§ **RECORD EXTRACTS**:
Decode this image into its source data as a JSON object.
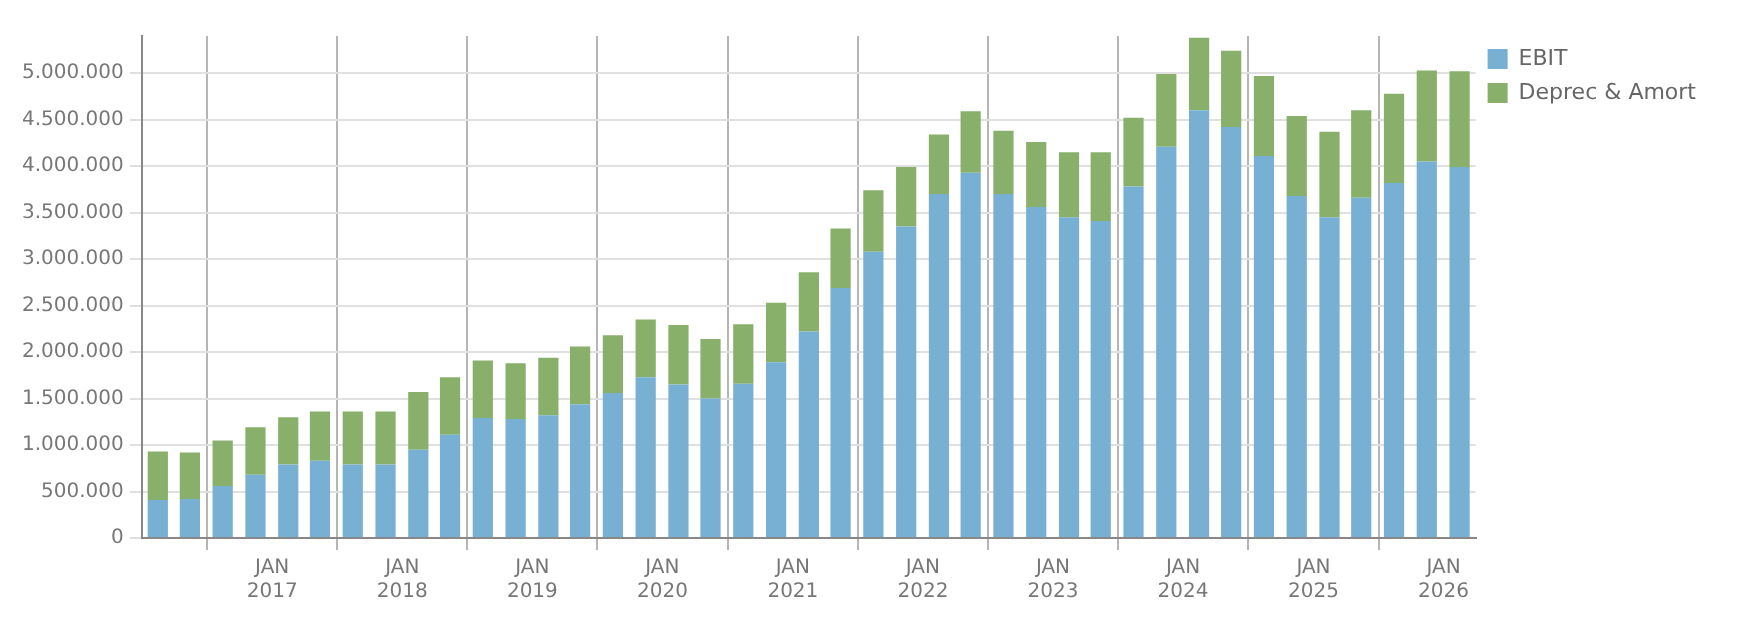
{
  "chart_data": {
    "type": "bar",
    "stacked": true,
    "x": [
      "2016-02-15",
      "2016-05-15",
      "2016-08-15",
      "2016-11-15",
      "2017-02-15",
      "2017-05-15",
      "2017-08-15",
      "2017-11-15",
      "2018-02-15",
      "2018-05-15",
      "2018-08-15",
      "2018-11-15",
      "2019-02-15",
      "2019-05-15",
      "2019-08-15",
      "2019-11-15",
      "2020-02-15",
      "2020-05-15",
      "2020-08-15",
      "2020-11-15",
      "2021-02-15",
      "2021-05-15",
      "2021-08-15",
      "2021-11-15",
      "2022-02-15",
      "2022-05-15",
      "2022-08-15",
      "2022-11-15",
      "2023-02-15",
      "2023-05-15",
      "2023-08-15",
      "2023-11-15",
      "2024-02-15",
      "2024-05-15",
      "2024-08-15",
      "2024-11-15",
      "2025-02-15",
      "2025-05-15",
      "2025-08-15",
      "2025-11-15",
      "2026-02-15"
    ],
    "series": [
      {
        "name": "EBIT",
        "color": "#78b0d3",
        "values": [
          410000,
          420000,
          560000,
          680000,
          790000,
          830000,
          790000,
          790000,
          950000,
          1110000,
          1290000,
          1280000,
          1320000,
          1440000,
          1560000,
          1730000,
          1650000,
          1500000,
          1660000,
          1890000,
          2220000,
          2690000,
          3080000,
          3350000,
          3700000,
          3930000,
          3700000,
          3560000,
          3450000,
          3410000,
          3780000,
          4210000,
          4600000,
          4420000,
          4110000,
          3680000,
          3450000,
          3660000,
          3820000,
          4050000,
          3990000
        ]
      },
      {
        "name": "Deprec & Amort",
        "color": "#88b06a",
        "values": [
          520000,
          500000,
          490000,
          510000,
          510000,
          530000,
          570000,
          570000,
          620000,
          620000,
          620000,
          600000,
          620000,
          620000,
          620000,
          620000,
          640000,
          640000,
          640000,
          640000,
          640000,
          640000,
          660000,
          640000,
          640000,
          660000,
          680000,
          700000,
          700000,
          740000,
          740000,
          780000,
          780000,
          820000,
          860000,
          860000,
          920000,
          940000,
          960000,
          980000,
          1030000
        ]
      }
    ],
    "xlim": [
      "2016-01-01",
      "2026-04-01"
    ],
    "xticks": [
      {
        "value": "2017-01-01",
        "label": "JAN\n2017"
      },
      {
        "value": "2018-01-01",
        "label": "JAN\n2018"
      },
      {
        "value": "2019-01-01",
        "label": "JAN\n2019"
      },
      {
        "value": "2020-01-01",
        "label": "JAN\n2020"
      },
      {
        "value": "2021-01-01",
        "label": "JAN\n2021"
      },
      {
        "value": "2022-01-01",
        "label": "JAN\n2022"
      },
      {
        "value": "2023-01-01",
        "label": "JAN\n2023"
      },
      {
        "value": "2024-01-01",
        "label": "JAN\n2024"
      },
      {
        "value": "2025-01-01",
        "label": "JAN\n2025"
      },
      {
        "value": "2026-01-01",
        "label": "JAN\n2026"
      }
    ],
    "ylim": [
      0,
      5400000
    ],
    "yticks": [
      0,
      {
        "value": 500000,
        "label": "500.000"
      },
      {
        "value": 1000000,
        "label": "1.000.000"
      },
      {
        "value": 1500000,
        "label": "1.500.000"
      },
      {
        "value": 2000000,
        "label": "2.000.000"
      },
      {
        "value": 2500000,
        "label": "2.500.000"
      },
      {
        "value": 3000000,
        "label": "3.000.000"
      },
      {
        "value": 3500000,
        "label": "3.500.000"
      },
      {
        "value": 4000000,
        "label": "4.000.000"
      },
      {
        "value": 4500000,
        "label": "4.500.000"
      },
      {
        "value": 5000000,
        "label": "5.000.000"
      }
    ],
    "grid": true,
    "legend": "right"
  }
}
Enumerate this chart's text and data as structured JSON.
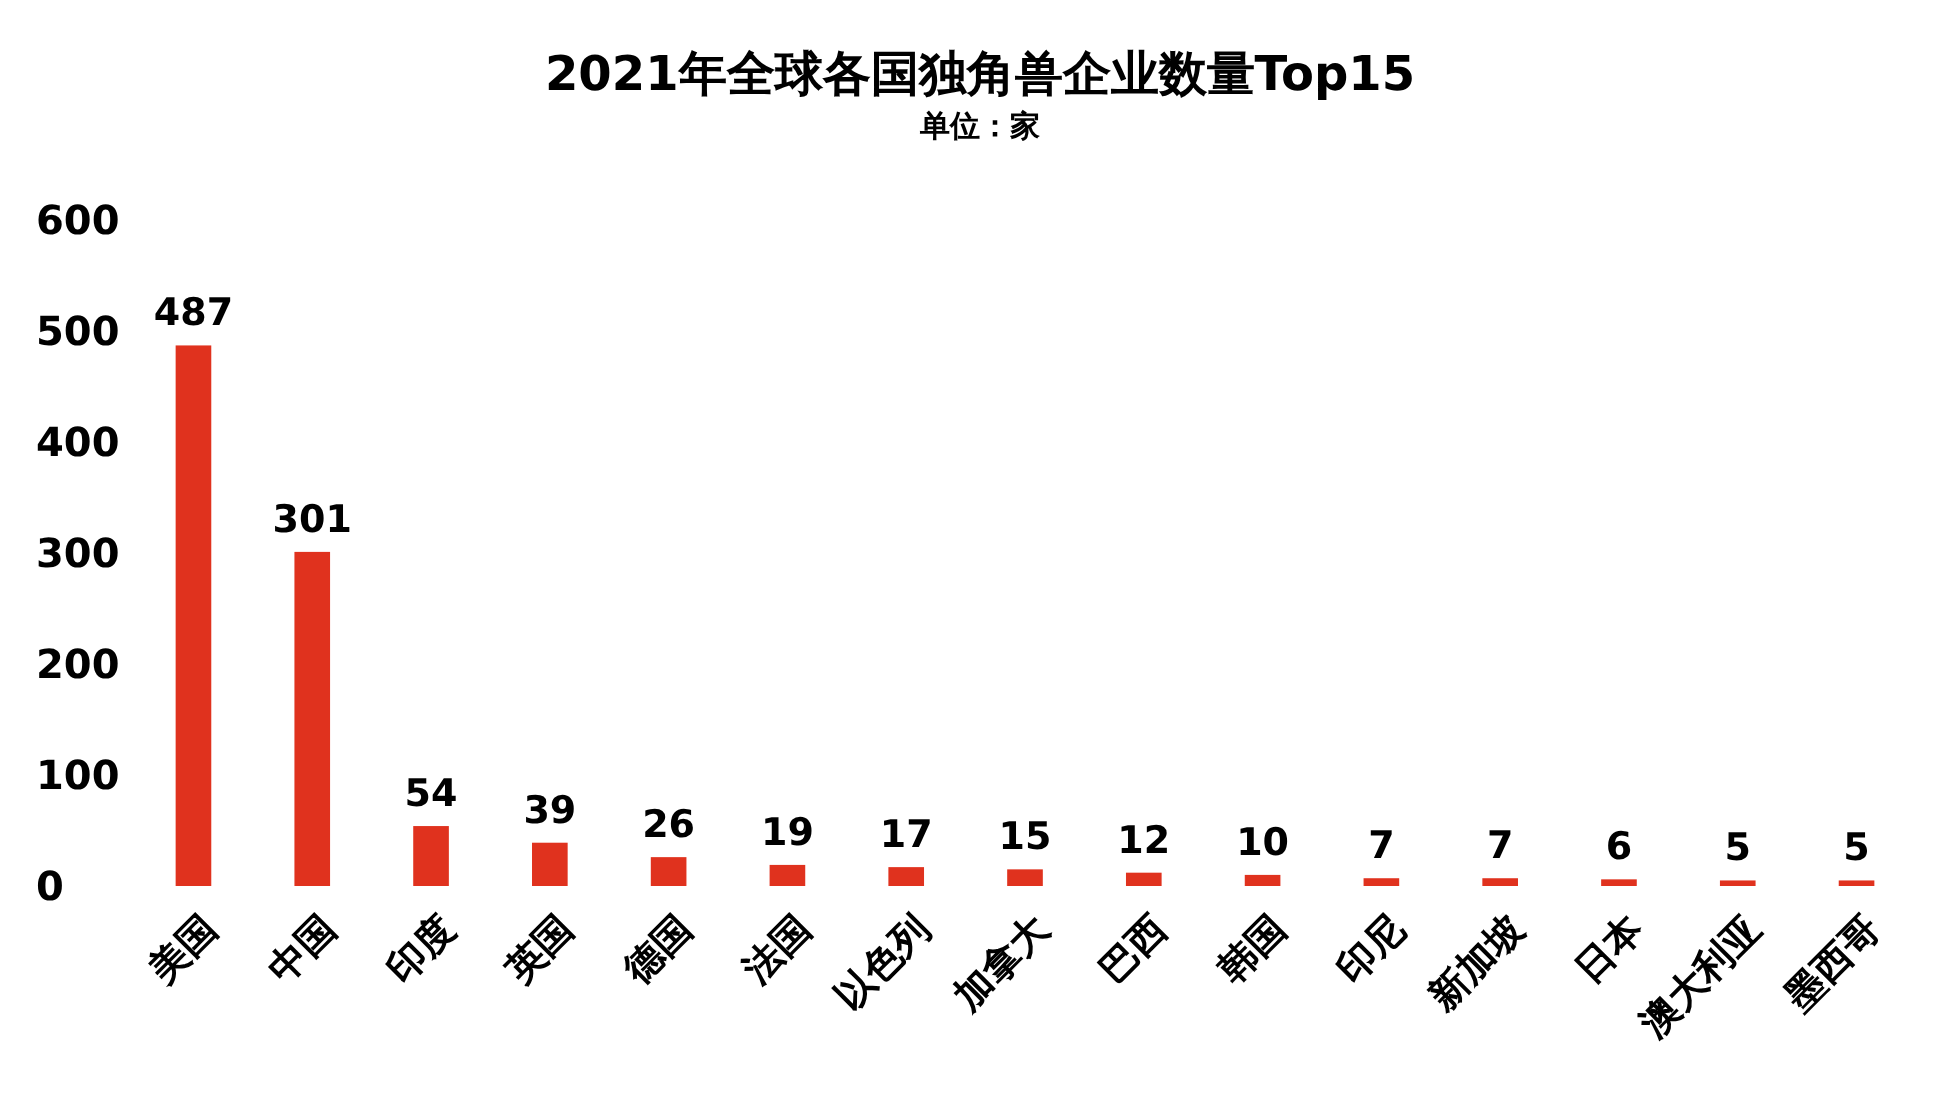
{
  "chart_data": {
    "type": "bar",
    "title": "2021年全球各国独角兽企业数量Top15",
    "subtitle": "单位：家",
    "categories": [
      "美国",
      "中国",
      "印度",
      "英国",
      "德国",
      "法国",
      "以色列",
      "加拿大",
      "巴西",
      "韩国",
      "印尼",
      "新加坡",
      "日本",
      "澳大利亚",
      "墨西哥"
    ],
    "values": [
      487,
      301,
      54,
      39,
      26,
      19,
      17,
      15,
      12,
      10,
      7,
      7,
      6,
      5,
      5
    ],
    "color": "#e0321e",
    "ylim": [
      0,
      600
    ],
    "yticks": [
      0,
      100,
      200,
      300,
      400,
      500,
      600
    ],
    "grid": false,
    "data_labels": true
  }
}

§ **DESCRIPTION OF THE TASK**: Go back to the records above and write them out exactly, without the pictures.

§ **FULL SOLUTION**:
Decode this image into its source data as a JSON object.
{
  "chart_data": {
    "type": "bar",
    "stacked": true,
    "x": [
      "2016-02-15",
      "2016-05-15",
      "2016-08-15",
      "2016-11-15",
      "2017-02-15",
      "2017-05-15",
      "2017-08-15",
      "2017-11-15",
      "2018-02-15",
      "2018-05-15",
      "2018-08-15",
      "2018-11-15",
      "2019-02-15",
      "2019-05-15",
      "2019-08-15",
      "2019-11-15",
      "2020-02-15",
      "2020-05-15",
      "2020-08-15",
      "2020-11-15",
      "2021-02-15",
      "2021-05-15",
      "2021-08-15",
      "2021-11-15",
      "2022-02-15",
      "2022-05-15",
      "2022-08-15",
      "2022-11-15",
      "2023-02-15",
      "2023-05-15",
      "2023-08-15",
      "2023-11-15",
      "2024-02-15",
      "2024-05-15",
      "2024-08-15",
      "2024-11-15",
      "2025-02-15",
      "2025-05-15",
      "2025-08-15",
      "2025-11-15",
      "2026-02-15"
    ],
    "series": [
      {
        "name": "EBIT",
        "color": "#78b0d3",
        "values": [
          410000,
          420000,
          560000,
          680000,
          790000,
          830000,
          790000,
          790000,
          950000,
          1110000,
          1290000,
          1280000,
          1320000,
          1440000,
          1560000,
          1730000,
          1650000,
          1500000,
          1660000,
          1890000,
          2220000,
          2690000,
          3080000,
          3350000,
          3700000,
          3930000,
          3700000,
          3560000,
          3450000,
          3410000,
          3780000,
          4210000,
          4600000,
          4420000,
          4110000,
          3680000,
          3450000,
          3660000,
          3820000,
          4050000,
          3990000
        ]
      },
      {
        "name": "Deprec & Amort",
        "color": "#88b06a",
        "values": [
          520000,
          500000,
          490000,
          510000,
          510000,
          530000,
          570000,
          570000,
          620000,
          620000,
          620000,
          600000,
          620000,
          620000,
          620000,
          620000,
          640000,
          640000,
          640000,
          640000,
          640000,
          640000,
          660000,
          640000,
          640000,
          660000,
          680000,
          700000,
          700000,
          740000,
          740000,
          780000,
          780000,
          820000,
          860000,
          860000,
          920000,
          940000,
          960000,
          980000,
          1030000
        ]
      }
    ],
    "xlim": [
      "2016-01-01",
      "2026-04-01"
    ],
    "xticks": [
      {
        "value": "2017-01-01",
        "label": "JAN\n2017"
      },
      {
        "value": "2018-01-01",
        "label": "JAN\n2018"
      },
      {
        "value": "2019-01-01",
        "label": "JAN\n2019"
      },
      {
        "value": "2020-01-01",
        "label": "JAN\n2020"
      },
      {
        "value": "2021-01-01",
        "label": "JAN\n2021"
      },
      {
        "value": "2022-01-01",
        "label": "JAN\n2022"
      },
      {
        "value": "2023-01-01",
        "label": "JAN\n2023"
      },
      {
        "value": "2024-01-01",
        "label": "JAN\n2024"
      },
      {
        "value": "2025-01-01",
        "label": "JAN\n2025"
      },
      {
        "value": "2026-01-01",
        "label": "JAN\n2026"
      }
    ],
    "ylim": [
      0,
      5400000
    ],
    "yticks": [
      0,
      {
        "value": 500000,
        "label": "500.000"
      },
      {
        "value": 1000000,
        "label": "1.000.000"
      },
      {
        "value": 1500000,
        "label": "1.500.000"
      },
      {
        "value": 2000000,
        "label": "2.000.000"
      },
      {
        "value": 2500000,
        "label": "2.500.000"
      },
      {
        "value": 3000000,
        "label": "3.000.000"
      },
      {
        "value": 3500000,
        "label": "3.500.000"
      },
      {
        "value": 4000000,
        "label": "4.000.000"
      },
      {
        "value": 4500000,
        "label": "4.500.000"
      },
      {
        "value": 5000000,
        "label": "5.000.000"
      }
    ],
    "grid": true,
    "legend": "right"
  }
}
Enumerate this chart's text and data as structured JSON.
{
  "chart_data": {
    "type": "bar",
    "title": "2021年全球各国独角兽企业数量Top15",
    "subtitle": "单位：家",
    "categories": [
      "美国",
      "中国",
      "印度",
      "英国",
      "德国",
      "法国",
      "以色列",
      "加拿大",
      "巴西",
      "韩国",
      "印尼",
      "新加坡",
      "日本",
      "澳大利亚",
      "墨西哥"
    ],
    "values": [
      487,
      301,
      54,
      39,
      26,
      19,
      17,
      15,
      12,
      10,
      7,
      7,
      6,
      5,
      5
    ],
    "color": "#e0321e",
    "ylim": [
      0,
      600
    ],
    "yticks": [
      0,
      100,
      200,
      300,
      400,
      500,
      600
    ],
    "grid": false,
    "data_labels": true
  }
}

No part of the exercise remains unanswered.